• _Excerpt_:
===============

We shared the technical details of the chromosome content of polyploid cells verified by staining and flow cytometry, and our experimental results that the chromosome content of polyploid cells is indeed higher than that of haploid cells. Mr. Li was very interested in our concept of Polyploid Minimalist Escherichia Coli (PMEC)”.

On the issue of gene expression regulation, we discussed the up-regulation of metabolic pathway expression levels found by transcriptome sequencing, and introduced the establishment and optimization of online network models. We found that the expression levels of threonine synthesis pathway, amino acid synthesis pathway and sulfate compound synthesis pathway were upregulated. In this regard, Dean Li suggested that we further investigate the specific functions of these pathways in polyploid cells and explore whether these pathways can be optimized by further gene editing to improve the productivity of cell factories.

===============

[Stored entries]
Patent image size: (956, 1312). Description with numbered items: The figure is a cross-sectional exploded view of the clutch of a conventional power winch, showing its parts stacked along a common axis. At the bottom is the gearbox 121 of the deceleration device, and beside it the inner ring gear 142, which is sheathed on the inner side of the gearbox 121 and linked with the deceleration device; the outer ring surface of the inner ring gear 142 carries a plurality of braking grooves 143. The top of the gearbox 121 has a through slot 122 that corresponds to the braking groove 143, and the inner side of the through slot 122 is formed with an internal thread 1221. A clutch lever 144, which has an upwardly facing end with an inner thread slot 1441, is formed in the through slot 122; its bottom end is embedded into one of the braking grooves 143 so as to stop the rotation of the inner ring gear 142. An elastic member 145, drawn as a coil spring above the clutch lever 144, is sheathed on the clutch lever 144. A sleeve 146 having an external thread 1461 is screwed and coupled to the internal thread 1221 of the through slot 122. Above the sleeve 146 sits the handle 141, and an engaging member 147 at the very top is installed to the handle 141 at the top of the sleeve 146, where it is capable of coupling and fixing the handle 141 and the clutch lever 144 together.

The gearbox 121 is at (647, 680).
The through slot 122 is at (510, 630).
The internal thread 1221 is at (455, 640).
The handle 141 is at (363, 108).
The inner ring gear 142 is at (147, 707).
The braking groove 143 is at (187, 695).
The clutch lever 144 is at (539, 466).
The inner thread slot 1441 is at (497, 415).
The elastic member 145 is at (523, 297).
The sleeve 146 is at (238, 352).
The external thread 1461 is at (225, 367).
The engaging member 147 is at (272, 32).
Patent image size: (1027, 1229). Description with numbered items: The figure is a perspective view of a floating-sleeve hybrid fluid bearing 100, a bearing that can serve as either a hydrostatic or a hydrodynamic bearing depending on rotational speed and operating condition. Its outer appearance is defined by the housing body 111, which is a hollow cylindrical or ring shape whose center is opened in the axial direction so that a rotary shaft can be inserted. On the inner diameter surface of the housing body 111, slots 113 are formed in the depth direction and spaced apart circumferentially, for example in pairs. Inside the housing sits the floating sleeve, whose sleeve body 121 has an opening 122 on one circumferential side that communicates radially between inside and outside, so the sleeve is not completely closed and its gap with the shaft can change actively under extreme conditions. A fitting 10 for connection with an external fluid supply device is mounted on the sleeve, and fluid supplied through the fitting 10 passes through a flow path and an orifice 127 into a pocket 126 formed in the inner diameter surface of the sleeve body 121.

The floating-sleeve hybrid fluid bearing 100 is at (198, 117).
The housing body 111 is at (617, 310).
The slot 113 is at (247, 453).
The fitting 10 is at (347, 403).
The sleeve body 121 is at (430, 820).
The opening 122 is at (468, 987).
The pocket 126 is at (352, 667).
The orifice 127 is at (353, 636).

===============

• _What you need to do_:
• A. Duplicate the excerpt on polyploid cells, everything from "On the issue" down to "of cell factories.".
• B. Write the next part of the excerpt on polyploid cells, picking up after its final sentence.
The data plays no part in this.

• _Responses to the exercise_:
• A.
On the issue of gene expression regulation, we discussed the up-regulation of metabolic pathway expression levels found by transcriptome sequencing, and introduced the establishment and optimization of online network models. We found that the expression levels of threonine synthesis pathway, amino acid synthesis pathway and sulfate compound synthesis pathway were upregulated. In this regard, Dean Li suggested that we further investigate the specific functions of these pathways in polyploid cells and explore whether these pathways can be optimized by further gene editing to improve the productivity of cell factories.

• B.
We also explored the issue of fermentation potential, and we demonstrated the performance of polyploid E. coli in a simulated fermentation process and introduced a model-based simulation of PHB yield. We redirected the flow of carbon metabolism by introducing a dynamic regulatory circuit and balanced the relationship between cell growth and product synthesis. Dean Li appreciated that we analyzed the production potential of polyploid E. coli by simulating the fermentation process. He suggested us to consider the effects of different environmental factors (e.g., temperature, pH, carbon source, etc.) on the fermentation process in future experiments and try to optimize these conditions through dynamic regulation to achieve more efficient biosynthesis.

Regarding sequencing efficiency and cost control, Mr.Li shared UWG’s experience in sequencing platform construction, including the use of different optical reading methods to reduce cost and increase speed. For the synthesis of ultra-long gene fragments, Dean Li introduced the sequencing-while-synthesizing technology, emphasizing the improvement of accuracy and efficiency. For stability and cost control, Dean Li suggested that we pay attention to each step in the synthesis process, especially the chemical synthesis of small fragments and the process of linking them into large fragments.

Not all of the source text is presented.